--- start Materials provided ---

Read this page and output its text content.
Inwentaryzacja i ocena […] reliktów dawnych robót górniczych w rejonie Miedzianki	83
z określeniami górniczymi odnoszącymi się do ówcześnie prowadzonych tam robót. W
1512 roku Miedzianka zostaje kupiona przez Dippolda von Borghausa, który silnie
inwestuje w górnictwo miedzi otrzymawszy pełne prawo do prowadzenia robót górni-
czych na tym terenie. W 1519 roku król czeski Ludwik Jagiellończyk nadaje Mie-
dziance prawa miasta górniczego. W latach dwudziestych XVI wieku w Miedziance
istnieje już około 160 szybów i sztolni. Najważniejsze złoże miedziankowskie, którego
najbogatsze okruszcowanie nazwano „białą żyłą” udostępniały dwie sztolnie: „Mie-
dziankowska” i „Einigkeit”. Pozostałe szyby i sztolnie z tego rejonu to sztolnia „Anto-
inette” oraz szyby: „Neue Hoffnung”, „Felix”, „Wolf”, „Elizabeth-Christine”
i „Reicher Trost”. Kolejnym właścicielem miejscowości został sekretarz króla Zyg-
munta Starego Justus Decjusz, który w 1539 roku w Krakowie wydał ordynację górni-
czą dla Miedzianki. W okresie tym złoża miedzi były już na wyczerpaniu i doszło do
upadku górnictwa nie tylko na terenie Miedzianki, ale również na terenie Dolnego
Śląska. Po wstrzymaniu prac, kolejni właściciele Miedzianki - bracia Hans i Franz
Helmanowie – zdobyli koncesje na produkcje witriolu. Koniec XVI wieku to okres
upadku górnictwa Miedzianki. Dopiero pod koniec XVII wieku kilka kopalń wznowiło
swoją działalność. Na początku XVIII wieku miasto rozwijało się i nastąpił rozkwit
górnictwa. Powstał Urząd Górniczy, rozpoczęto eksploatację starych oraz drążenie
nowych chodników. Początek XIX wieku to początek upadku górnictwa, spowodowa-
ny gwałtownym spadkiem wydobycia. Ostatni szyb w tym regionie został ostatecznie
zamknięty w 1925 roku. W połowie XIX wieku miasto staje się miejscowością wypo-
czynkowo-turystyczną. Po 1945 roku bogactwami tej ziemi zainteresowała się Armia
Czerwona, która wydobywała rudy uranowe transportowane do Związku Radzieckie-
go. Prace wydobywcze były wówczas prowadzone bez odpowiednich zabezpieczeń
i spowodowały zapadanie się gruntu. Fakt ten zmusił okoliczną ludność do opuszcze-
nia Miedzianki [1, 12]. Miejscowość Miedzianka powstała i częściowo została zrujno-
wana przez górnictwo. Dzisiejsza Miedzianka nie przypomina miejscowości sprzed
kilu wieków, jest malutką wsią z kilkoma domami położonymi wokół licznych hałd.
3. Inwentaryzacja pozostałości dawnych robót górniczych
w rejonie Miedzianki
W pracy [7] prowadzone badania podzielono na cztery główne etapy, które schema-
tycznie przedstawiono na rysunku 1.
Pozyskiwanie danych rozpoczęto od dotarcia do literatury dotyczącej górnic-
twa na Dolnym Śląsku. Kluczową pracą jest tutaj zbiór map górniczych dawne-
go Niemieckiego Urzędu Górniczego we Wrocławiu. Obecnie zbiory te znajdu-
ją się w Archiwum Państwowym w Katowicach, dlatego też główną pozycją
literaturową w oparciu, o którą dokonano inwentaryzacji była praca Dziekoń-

--- end Materials provided ---

Challenge:
Give the entries once more, exactly as they appear.

Task answer:
Read this page and output its text content.
Inwentaryzacja i ocena […] reliktów dawnych robót górniczych w rejonie Miedzianki	83
z określeniami górniczymi odnoszącymi się do ówcześnie prowadzonych tam robót. W
1512 roku Miedzianka zostaje kupiona przez Dippolda von Borghausa, który silnie
inwestuje w górnictwo miedzi otrzymawszy pełne prawo do prowadzenia robót górni-
czych na tym terenie. W 1519 roku król czeski Ludwik Jagiellończyk nadaje Mie-
dziance prawa miasta górniczego. W latach dwudziestych XVI wieku w Miedziance
istnieje już około 160 szybów i sztolni. Najważniejsze złoże miedziankowskie, którego
najbogatsze okruszcowanie nazwano „białą żyłą” udostępniały dwie sztolnie: „Mie-
dziankowska” i „Einigkeit”. Pozostałe szyby i sztolnie z tego rejonu to sztolnia „Anto-
inette” oraz szyby: „Neue Hoffnung”, „Felix”, „Wolf”, „Elizabeth-Christine”
i „Reicher Trost”. Kolejnym właścicielem miejscowości został sekretarz króla Zyg-
munta Starego Justus Decjusz, który w 1539 roku w Krakowie wydał ordynację górni-
czą dla Miedzianki. W okresie tym złoża miedzi były już na wyczerpaniu i doszło do
upadku górnictwa nie tylko na terenie Miedzianki, ale również na terenie Dolnego
Śląska. Po wstrzymaniu prac, kolejni właściciele Miedzianki - bracia Hans i Franz
Helmanowie – zdobyli koncesje na produkcje witriolu. Koniec XVI wieku to okres
upadku górnictwa Miedzianki. Dopiero pod koniec XVII wieku kilka kopalń wznowiło
swoją działalność. Na początku XVIII wieku miasto rozwijało się i nastąpił rozkwit
górnictwa. Powstał Urząd Górniczy, rozpoczęto eksploatację starych oraz drążenie
nowych chodników. Początek XIX wieku to początek upadku górnictwa, spowodowa-
ny gwałtownym spadkiem wydobycia. Ostatni szyb w tym regionie został ostatecznie
zamknięty w 1925 roku. W połowie XIX wieku miasto staje się miejscowością wypo-
czynkowo-turystyczną. Po 1945 roku bogactwami tej ziemi zainteresowała się Armia
Czerwona, która wydobywała rudy uranowe transportowane do Związku Radzieckie-
go. Prace wydobywcze były wówczas prowadzone bez odpowiednich zabezpieczeń
i spowodowały zapadanie się gruntu. Fakt ten zmusił okoliczną ludność do opuszcze-
nia Miedzianki [1, 12]. Miejscowość Miedzianka powstała i częściowo została zrujno-
wana przez górnictwo. Dzisiejsza Miedzianka nie przypomina miejscowości sprzed
kilu wieków, jest malutką wsią z kilkoma domami położonymi wokół licznych hałd.
3. Inwentaryzacja pozostałości dawnych robót górniczych
w rejonie Miedzianki
W pracy [7] prowadzone badania podzielono na cztery główne etapy, które schema-
tycznie przedstawiono na rysunku 1.
Pozyskiwanie danych rozpoczęto od dotarcia do literatury dotyczącej górnic-
twa na Dolnym Śląsku. Kluczową pracą jest tutaj zbiór map górniczych dawne-
go Niemieckiego Urzędu Górniczego we Wrocławiu. Obecnie zbiory te znajdu-
ją się w Archiwum Państwowym w Katowicach, dlatego też główną pozycją
literaturową w oparciu, o którą dokonano inwentaryzacji była praca Dziekoń-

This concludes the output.